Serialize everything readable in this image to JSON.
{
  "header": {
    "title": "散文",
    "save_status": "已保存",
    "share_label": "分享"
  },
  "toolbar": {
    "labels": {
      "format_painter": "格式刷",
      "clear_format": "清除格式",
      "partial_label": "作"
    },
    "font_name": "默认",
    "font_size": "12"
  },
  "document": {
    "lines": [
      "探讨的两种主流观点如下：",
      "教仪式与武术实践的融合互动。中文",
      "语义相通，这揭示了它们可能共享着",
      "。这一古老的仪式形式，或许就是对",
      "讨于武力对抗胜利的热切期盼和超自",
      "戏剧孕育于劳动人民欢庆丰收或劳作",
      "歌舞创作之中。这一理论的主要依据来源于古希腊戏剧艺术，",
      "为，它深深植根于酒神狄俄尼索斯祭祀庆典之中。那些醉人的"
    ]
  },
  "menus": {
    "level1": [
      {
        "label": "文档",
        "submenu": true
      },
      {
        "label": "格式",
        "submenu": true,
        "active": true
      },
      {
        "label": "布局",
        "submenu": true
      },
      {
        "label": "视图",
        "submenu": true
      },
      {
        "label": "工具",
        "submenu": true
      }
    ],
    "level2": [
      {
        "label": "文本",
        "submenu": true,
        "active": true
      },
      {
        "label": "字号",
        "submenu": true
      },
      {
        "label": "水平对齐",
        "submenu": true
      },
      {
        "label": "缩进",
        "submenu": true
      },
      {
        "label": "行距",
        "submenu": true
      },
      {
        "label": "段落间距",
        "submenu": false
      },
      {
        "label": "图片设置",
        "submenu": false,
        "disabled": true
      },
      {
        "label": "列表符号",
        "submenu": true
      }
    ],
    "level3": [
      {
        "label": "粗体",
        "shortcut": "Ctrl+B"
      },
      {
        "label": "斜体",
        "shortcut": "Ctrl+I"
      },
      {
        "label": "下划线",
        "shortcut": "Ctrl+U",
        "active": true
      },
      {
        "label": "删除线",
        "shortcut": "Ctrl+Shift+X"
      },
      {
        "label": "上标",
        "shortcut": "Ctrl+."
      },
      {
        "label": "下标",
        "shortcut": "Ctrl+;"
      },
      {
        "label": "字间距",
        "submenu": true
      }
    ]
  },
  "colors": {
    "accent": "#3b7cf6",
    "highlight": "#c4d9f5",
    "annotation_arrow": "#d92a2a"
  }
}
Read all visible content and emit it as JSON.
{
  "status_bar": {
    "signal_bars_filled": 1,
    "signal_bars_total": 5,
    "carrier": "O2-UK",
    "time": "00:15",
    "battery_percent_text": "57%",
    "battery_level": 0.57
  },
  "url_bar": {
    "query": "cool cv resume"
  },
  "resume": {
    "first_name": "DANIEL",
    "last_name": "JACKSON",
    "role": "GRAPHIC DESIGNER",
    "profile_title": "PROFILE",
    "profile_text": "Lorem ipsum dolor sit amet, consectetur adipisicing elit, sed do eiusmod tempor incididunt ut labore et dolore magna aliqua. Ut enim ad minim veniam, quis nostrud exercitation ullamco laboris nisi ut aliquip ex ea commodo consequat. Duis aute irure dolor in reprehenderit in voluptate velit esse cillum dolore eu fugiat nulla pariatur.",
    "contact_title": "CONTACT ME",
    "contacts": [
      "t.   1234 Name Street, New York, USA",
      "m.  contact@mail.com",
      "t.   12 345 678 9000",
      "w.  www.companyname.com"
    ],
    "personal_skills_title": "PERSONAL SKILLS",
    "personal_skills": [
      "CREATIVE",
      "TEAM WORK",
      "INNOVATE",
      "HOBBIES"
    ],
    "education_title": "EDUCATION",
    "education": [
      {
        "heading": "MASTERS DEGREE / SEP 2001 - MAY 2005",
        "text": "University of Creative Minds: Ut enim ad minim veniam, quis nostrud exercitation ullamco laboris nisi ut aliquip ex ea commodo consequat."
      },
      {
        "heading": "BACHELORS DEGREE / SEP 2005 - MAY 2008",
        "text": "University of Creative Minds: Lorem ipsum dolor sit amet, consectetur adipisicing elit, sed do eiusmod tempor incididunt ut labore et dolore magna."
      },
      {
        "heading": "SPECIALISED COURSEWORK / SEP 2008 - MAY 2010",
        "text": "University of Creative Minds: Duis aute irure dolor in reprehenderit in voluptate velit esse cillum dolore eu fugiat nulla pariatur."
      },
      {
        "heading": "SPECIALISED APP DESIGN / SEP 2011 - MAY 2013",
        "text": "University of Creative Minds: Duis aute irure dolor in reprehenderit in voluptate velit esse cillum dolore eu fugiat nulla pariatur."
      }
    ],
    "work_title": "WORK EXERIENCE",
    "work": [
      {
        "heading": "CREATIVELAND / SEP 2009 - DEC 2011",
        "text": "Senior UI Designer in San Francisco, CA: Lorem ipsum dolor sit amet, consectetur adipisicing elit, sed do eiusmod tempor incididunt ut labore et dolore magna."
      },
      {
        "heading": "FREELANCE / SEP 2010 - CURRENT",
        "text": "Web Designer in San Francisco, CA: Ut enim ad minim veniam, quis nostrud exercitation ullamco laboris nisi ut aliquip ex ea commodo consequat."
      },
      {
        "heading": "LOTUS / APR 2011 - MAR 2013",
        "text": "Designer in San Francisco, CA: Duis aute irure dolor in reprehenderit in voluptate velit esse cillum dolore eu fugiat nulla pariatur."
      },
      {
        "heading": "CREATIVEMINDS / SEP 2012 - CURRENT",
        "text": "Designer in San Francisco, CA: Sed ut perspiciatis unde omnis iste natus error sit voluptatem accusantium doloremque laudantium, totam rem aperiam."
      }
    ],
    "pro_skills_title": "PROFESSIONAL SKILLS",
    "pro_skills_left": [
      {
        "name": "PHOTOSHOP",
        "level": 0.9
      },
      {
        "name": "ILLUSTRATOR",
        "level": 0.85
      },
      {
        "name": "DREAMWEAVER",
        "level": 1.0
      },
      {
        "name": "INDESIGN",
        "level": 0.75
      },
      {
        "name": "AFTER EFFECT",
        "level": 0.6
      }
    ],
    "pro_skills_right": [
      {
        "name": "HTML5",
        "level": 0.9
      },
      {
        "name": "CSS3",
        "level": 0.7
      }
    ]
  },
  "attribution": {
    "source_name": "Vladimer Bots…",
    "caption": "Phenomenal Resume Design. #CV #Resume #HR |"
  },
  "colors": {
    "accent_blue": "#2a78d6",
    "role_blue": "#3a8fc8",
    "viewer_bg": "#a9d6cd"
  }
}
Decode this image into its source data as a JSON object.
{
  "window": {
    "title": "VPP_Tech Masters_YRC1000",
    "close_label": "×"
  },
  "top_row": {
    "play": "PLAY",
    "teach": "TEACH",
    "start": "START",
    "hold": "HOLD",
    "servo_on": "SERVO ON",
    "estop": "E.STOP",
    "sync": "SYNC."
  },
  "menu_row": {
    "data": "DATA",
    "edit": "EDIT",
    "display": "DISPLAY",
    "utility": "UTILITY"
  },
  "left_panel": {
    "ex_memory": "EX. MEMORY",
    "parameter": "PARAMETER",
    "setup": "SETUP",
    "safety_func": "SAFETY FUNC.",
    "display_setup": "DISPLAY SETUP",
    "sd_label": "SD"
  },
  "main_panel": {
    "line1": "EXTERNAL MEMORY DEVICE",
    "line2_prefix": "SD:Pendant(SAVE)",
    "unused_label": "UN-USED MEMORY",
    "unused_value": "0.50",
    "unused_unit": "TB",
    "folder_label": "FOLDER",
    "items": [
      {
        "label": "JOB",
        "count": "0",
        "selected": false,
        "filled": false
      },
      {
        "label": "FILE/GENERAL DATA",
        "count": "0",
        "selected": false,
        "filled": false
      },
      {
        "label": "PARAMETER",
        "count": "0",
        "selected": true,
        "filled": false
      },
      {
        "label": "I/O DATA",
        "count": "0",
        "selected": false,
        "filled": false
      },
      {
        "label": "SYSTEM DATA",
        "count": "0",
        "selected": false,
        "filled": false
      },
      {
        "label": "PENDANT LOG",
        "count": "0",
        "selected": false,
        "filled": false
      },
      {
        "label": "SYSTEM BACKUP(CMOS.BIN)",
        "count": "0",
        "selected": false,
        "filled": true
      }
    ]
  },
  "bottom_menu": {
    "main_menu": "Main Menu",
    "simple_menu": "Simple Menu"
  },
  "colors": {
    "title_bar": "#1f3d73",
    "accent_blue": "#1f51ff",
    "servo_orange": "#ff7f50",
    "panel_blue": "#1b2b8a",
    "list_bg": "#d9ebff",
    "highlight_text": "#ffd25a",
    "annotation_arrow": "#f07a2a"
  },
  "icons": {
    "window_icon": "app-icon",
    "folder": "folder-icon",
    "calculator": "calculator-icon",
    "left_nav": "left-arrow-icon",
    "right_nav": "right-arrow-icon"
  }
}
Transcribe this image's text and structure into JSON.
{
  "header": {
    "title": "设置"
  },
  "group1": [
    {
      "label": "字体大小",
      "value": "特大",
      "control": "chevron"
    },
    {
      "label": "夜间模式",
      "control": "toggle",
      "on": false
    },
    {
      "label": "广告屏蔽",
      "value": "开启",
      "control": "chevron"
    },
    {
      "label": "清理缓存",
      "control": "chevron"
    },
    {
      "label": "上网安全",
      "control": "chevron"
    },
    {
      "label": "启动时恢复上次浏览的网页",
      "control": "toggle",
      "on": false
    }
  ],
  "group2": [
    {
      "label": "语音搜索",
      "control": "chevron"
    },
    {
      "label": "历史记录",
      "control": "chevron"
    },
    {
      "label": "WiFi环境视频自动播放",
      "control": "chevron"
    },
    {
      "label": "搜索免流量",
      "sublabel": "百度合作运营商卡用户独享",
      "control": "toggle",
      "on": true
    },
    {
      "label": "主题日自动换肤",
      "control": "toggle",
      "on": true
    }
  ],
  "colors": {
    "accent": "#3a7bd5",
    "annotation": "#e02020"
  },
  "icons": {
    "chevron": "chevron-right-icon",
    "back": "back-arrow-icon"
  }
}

++++++++++++++++++++

- **Goal of the exercise**
Each line in the entries above that includes the string "pariatur" should be extracted.

- **Completed exercise**
    "profile_text": "Lorem ipsum dolor sit amet, consectetur adipisicing elit, sed do eiusmod tempor incididunt ut labore et dolore magna aliqua. Ut enim ad minim veniam, quis nostrud exercitation ullamco laboris nisi ut aliquip ex ea commodo consequat. Duis aute irure dolor in reprehenderit in voluptate velit esse cillum dolore eu fugiat nulla pariatur.",
        "text": "University of Creative Minds: Duis aute irure dolor in reprehenderit in voluptate velit esse cillum dolore eu fugiat nulla pariatur."
        "text": "University of Creative Minds: Duis aute irure dolor in reprehenderit in voluptate velit esse cillum dolore eu fugiat nulla pariatur."
        "text": "Designer in San Francisco, CA: Duis aute irure dolor in reprehenderit in voluptate velit esse cillum dolore eu fugiat nulla pariatur."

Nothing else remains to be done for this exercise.